● TASK BRIEF: Pictures do not belong in the copy; transcribe everything else in the records exactly.

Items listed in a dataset
■ ■ ■ ■
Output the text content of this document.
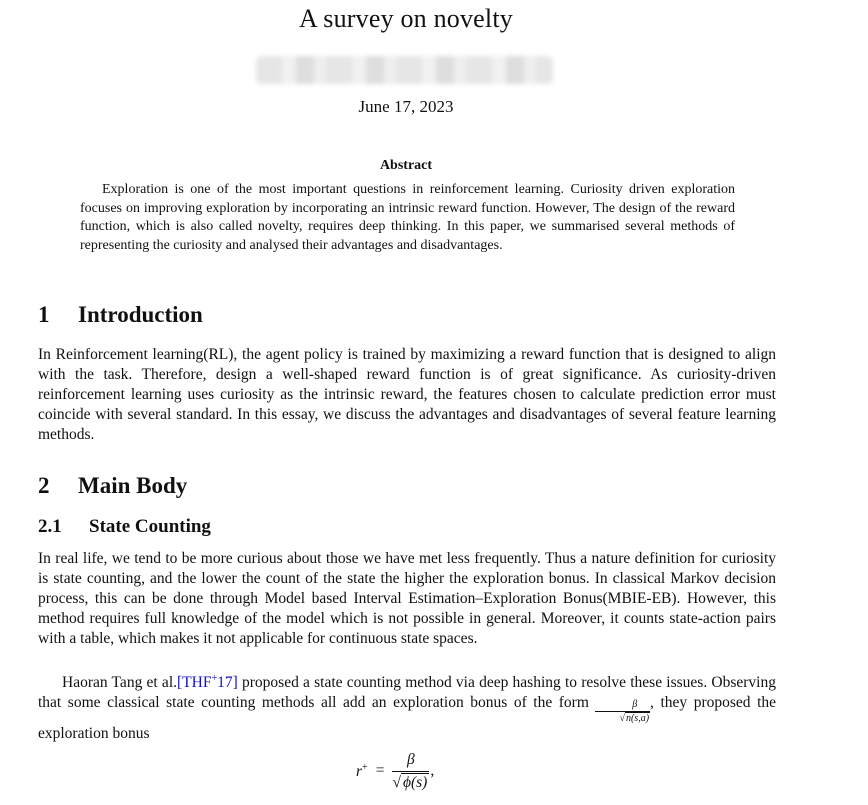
A survey on novelty
June 17, 2023
Abstract

Exploration is one of the most important questions in reinforcement learning. Curiosity driven exploration focuses on improving exploration by incorporating an intrinsic reward function. However, The design of the reward function, which is also called novelty, requires deep thinking. In this paper, we summarised several methods of representing the curiosity and analysed their advantages and disadvantages.

1 Introduction

In Reinforcement learning(RL), the agent policy is trained by maximizing a reward function that is designed to align with the task. Therefore, design a well-shaped reward function is of great significance. As curiosity-driven reinforcement learning uses curiosity as the intrinsic reward, the features chosen to calculate prediction error must coincide with several standard. In this essay, we discuss the advantages and disadvantages of several feature learning methods.

2 Main Body
2.1 State Counting

In real life, we tend to be more curious about those we have met less frequently. Thus a nature definition for curiosity is state counting, and the lower the count of the state the higher the exploration bonus. In classical Markov decision process, this can be done through Model based Interval Estimation–Exploration Bonus(MBIE-EB). However, this method requires full knowledge of the model which is not possible in general. Moreover, it counts state-action pairs with a table, which makes it not applicable for continuous state spaces.

Haoran Tang et al.[THF+17] proposed a state counting method via deep hashing to resolve these issues. Observing that some classical state counting methods all add an exploration bonus of the form $\frac{\beta}{√n(s,a)}$ , they proposed the exploration bonus

$r^+ = \frac{\beta}{√ \phi(s)}$ ,
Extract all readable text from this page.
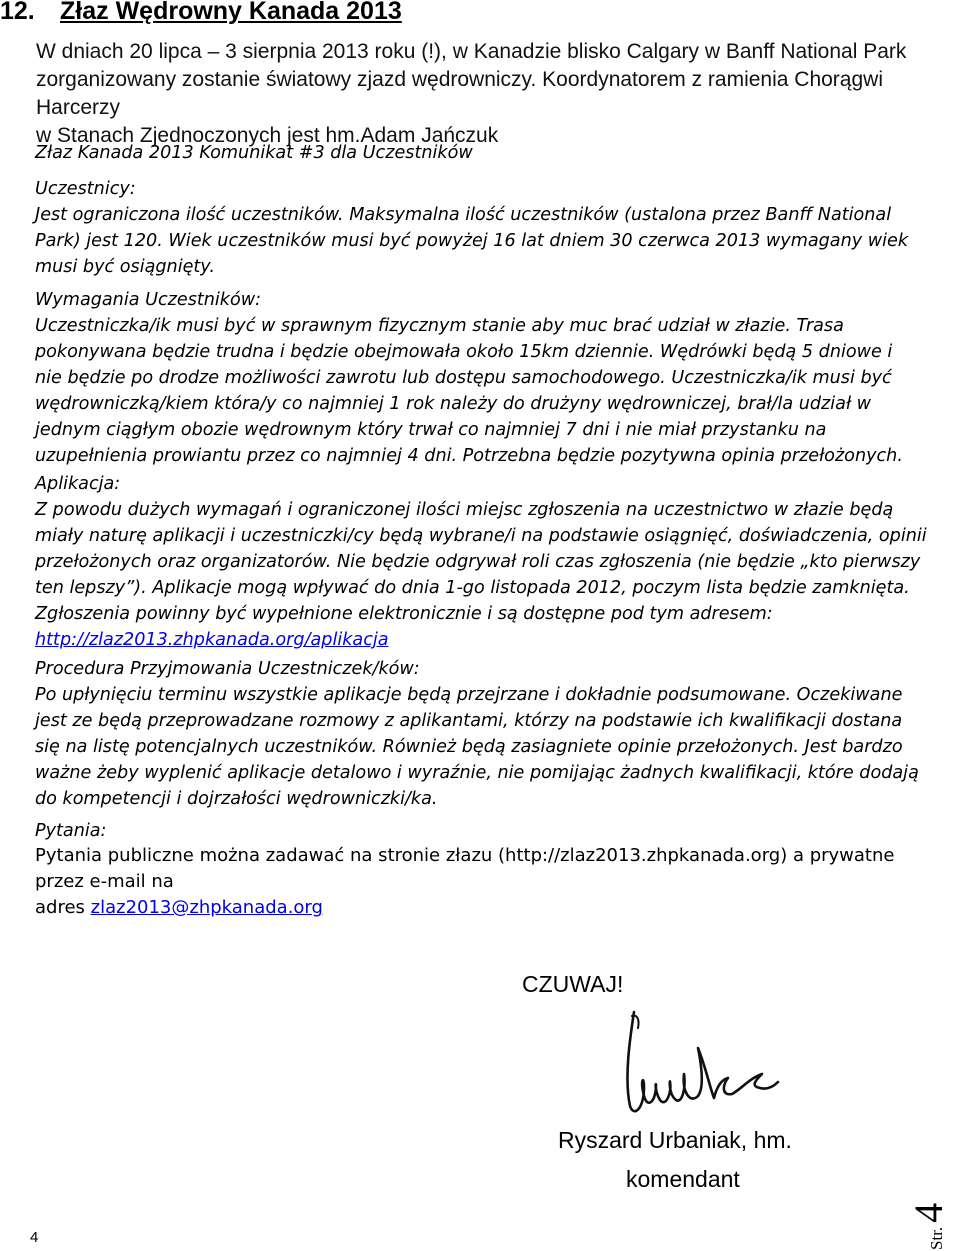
12. Złaz Wędrowny Kanada 2013
W dniach 20 lipca – 3 sierpnia 2013 roku (!), w Kanadzie blisko Calgary w Banff National Park
zorganizowany zostanie światowy zjazd wędrowniczy. Koordynatorem z ramienia Chorągwi Harcerzy
w Stanach Zjednoczonych jest hm.Adam Jańczuk
Złaz Kanada 2013 Komunikat #3 dla Uczestników
Uczestnicy:
Jest ograniczona ilość uczestników. Maksymalna ilość uczestników (ustalona przez Banff National
Park) jest 120. Wiek uczestników musi być powyżej 16 lat dniem 30 czerwca 2013 wymagany wiek
musi być osiągnięty.
Wymagania Uczestników:
Uczestniczka/ik musi być w sprawnym fizycznym stanie aby muc brać udział w złazie. Trasa
pokonywana będzie trudna i będzie obejmowała około 15km dziennie. Wędrówki będą 5 dniowe i
nie będzie po drodze możliwości zawrotu lub dostępu samochodowego. Uczestniczka/ik musi być
wędrowniczką/kiem która/y co najmniej 1 rok należy do drużyny wędrowniczej, brał/la udział w
jednym ciągłym obozie wędrownym który trwał co najmniej 7 dni i nie miał przystanku na
uzupełnienia prowiantu przez co najmniej 4 dni. Potrzebna będzie pozytywna opinia przełożonych.
Aplikacja:
Z powodu dużych wymagań i ograniczonej ilości miejsc zgłoszenia na uczestnictwo w złazie będą
miały naturę aplikacji i uczestniczki/cy będą wybrane/i na podstawie osiągnięć, doświadczenia, opinii
przełożonych oraz organizatorów. Nie będzie odgrywał roli czas zgłoszenia (nie będzie „kto pierwszy
ten lepszy”). Aplikacje mogą wpływać do dnia 1-go listopada 2012, poczym lista będzie zamknięta.
Zgłoszenia powinny być wypełnione elektronicznie i są dostępne pod tym adresem:
http://zlaz2013.zhpkanada.org/aplikacja
Procedura Przyjmowania Uczestniczek/ków:
Po upłynięciu terminu wszystkie aplikacje będą przejrzane i dokładnie podsumowane. Oczekiwane
jest ze będą przeprowadzane rozmowy z aplikantami, którzy na podstawie ich kwalifikacji dostana
się na listę potencjalnych uczestników. Również będą zasiagniete opinie przełożonych. Jest bardzo
ważne żeby wyplenić aplikacje detalowo i wyraźnie, nie pomijając żadnych kwalifikacji, które dodają
do kompetencji i dojrzałości wędrowniczki/ka.
Pytania:
Pytania publiczne można zadawać na stronie złazu (http://zlaz2013.zhpkanada.org) a prywatne
przez e-mail na
adres zlaz2013@zhpkanada.org
CZUWAJ!
Ryszard Urbaniak, hm.
komendant
4	Str. 4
■ ■ ■ ■
● RESULT OF THE EXERCISE:
Output the text content of this document.
A survey on novelty
June 17, 2023
Abstract

Exploration is one of the most important questions in reinforcement learning. Curiosity driven exploration focuses on improving exploration by incorporating an intrinsic reward function. However, The design of the reward function, which is also called novelty, requires deep thinking. In this paper, we summarised several methods of representing the curiosity and analysed their advantages and disadvantages.

1 Introduction

In Reinforcement learning(RL), the agent policy is trained by maximizing a reward function that is designed to align with the task. Therefore, design a well-shaped reward function is of great significance. As curiosity-driven reinforcement learning uses curiosity as the intrinsic reward, the features chosen to calculate prediction error must coincide with several standard. In this essay, we discuss the advantages and disadvantages of several feature learning methods.

2 Main Body
2.1 State Counting

In real life, we tend to be more curious about those we have met less frequently. Thus a nature definition for curiosity is state counting, and the lower the count of the state the higher the exploration bonus. In classical Markov decision process, this can be done through Model based Interval Estimation–Exploration Bonus(MBIE-EB). However, this method requires full knowledge of the model which is not possible in general. Moreover, it counts state-action pairs with a table, which makes it not applicable for continuous state spaces.

Haoran Tang et al.[THF+17] proposed a state counting method via deep hashing to resolve these issues. Observing that some classical state counting methods all add an exploration bonus of the form $\frac{\beta}{√n(s,a)}$ , they proposed the exploration bonus

$r^+ = \frac{\beta}{√ \phi(s)}$ ,
Extract all readable text from this page.
12. Złaz Wędrowny Kanada 2013
W dniach 20 lipca – 3 sierpnia 2013 roku (!), w Kanadzie blisko Calgary w Banff National Park
zorganizowany zostanie światowy zjazd wędrowniczy. Koordynatorem z ramienia Chorągwi Harcerzy
w Stanach Zjednoczonych jest hm.Adam Jańczuk
Złaz Kanada 2013 Komunikat #3 dla Uczestników
Uczestnicy:
Jest ograniczona ilość uczestników. Maksymalna ilość uczestników (ustalona przez Banff National
Park) jest 120. Wiek uczestników musi być powyżej 16 lat dniem 30 czerwca 2013 wymagany wiek
musi być osiągnięty.
Wymagania Uczestników:
Uczestniczka/ik musi być w sprawnym fizycznym stanie aby muc brać udział w złazie. Trasa
pokonywana będzie trudna i będzie obejmowała około 15km dziennie. Wędrówki będą 5 dniowe i
nie będzie po drodze możliwości zawrotu lub dostępu samochodowego. Uczestniczka/ik musi być
wędrowniczką/kiem która/y co najmniej 1 rok należy do drużyny wędrowniczej, brał/la udział w
jednym ciągłym obozie wędrownym który trwał co najmniej 7 dni i nie miał przystanku na
uzupełnienia prowiantu przez co najmniej 4 dni. Potrzebna będzie pozytywna opinia przełożonych.
Aplikacja:
Z powodu dużych wymagań i ograniczonej ilości miejsc zgłoszenia na uczestnictwo w złazie będą
miały naturę aplikacji i uczestniczki/cy będą wybrane/i na podstawie osiągnięć, doświadczenia, opinii
przełożonych oraz organizatorów. Nie będzie odgrywał roli czas zgłoszenia (nie będzie „kto pierwszy
ten lepszy”). Aplikacje mogą wpływać do dnia 1-go listopada 2012, poczym lista będzie zamknięta.
Zgłoszenia powinny być wypełnione elektronicznie i są dostępne pod tym adresem:
http://zlaz2013.zhpkanada.org/aplikacja
Procedura Przyjmowania Uczestniczek/ków:
Po upłynięciu terminu wszystkie aplikacje będą przejrzane i dokładnie podsumowane. Oczekiwane
jest ze będą przeprowadzane rozmowy z aplikantami, którzy na podstawie ich kwalifikacji dostana
się na listę potencjalnych uczestników. Również będą zasiagniete opinie przełożonych. Jest bardzo
ważne żeby wyplenić aplikacje detalowo i wyraźnie, nie pomijając żadnych kwalifikacji, które dodają
do kompetencji i dojrzałości wędrowniczki/ka.
Pytania:
Pytania publiczne można zadawać na stronie złazu (http://zlaz2013.zhpkanada.org) a prywatne
przez e-mail na
adres zlaz2013@zhpkanada.org
CZUWAJ!
Ryszard Urbaniak, hm.
komendant
4	Str. 4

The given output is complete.